DATA FOR PROCESSING

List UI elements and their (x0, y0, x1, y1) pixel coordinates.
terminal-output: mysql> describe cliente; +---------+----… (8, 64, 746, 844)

==

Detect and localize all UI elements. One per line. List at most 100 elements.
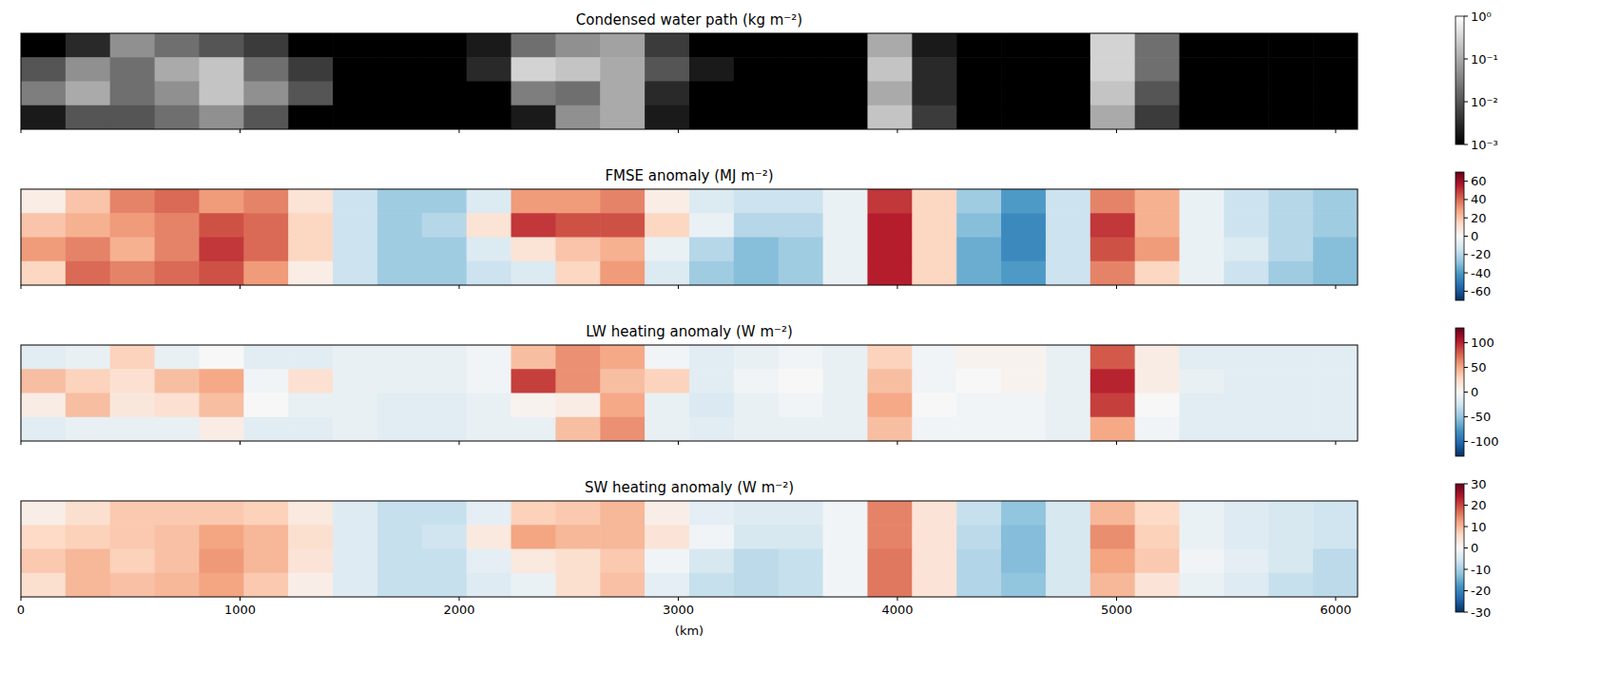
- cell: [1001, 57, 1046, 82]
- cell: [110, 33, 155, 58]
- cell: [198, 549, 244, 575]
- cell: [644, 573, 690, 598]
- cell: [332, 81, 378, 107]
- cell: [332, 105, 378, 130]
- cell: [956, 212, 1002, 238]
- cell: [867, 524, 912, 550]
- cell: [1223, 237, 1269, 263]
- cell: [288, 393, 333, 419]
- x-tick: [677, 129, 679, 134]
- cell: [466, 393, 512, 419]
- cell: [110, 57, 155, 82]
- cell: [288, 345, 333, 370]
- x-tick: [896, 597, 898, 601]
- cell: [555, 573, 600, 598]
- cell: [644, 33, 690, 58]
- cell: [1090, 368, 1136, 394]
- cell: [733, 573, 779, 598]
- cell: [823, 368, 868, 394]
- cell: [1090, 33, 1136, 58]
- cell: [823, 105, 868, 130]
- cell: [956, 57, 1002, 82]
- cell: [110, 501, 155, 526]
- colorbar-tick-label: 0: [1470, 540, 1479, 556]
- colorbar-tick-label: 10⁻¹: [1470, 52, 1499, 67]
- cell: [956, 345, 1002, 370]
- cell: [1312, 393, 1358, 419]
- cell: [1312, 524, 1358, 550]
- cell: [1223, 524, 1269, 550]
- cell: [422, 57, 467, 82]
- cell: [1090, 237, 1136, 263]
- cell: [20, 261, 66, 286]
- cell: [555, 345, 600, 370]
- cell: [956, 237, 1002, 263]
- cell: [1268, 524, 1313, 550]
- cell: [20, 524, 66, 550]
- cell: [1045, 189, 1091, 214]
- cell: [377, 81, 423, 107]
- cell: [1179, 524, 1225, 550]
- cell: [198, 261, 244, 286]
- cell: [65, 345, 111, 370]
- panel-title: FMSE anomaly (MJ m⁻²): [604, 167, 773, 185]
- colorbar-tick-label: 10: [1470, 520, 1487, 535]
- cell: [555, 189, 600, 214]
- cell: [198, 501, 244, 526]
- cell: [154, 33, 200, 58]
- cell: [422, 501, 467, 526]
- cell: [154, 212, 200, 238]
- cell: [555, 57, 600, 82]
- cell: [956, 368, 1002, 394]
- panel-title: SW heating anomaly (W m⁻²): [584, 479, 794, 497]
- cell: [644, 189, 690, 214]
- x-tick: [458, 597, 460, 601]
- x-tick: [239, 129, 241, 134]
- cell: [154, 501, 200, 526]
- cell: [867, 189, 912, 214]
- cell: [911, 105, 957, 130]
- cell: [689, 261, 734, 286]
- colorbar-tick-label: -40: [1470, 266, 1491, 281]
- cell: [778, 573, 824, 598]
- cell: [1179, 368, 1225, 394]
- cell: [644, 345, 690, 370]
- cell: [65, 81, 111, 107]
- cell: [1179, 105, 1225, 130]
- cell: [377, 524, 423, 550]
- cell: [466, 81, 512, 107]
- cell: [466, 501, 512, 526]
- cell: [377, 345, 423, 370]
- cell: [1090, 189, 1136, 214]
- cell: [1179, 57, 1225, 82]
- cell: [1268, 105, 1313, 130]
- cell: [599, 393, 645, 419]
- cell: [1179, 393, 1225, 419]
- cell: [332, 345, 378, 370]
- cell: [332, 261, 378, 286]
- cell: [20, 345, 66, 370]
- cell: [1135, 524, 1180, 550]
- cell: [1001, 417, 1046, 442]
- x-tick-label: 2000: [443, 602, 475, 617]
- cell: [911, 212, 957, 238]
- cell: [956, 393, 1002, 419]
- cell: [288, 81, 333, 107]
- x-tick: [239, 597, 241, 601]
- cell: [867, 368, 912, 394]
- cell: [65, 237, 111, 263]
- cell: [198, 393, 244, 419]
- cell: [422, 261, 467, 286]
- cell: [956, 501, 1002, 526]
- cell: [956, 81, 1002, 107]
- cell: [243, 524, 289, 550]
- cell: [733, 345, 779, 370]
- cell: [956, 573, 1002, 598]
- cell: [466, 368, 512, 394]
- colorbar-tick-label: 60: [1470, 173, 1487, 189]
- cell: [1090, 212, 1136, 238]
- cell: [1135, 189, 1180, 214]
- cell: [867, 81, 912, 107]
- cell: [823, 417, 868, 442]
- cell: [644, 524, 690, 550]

EXERCISE PROMPT
Starting with the line that contains "Detect and localize" and going on through the line that contains "- cell: [956, 212, 1002, 238]", output those lines of the records as a Markdown table with the columns Row and Text, numbering each line and skipping blank ones. Leave the picture out of the table.

RESULT OF THE TASK
| Row | Text |
|---|---|
| 1 | Detect and localize all UI elements. One per line. List at most 100 elements. |
| 2 | - cell: [1001, 57, 1046, 82] |
| 3 | - cell: [110, 33, 155, 58] |
| 4 | - cell: [198, 549, 244, 575] |
| 5 | - cell: [644, 573, 690, 598] |
| 6 | - cell: [332, 81, 378, 107] |
| 7 | - cell: [332, 105, 378, 130] |
| 8 | - cell: [956, 212, 1002, 238] |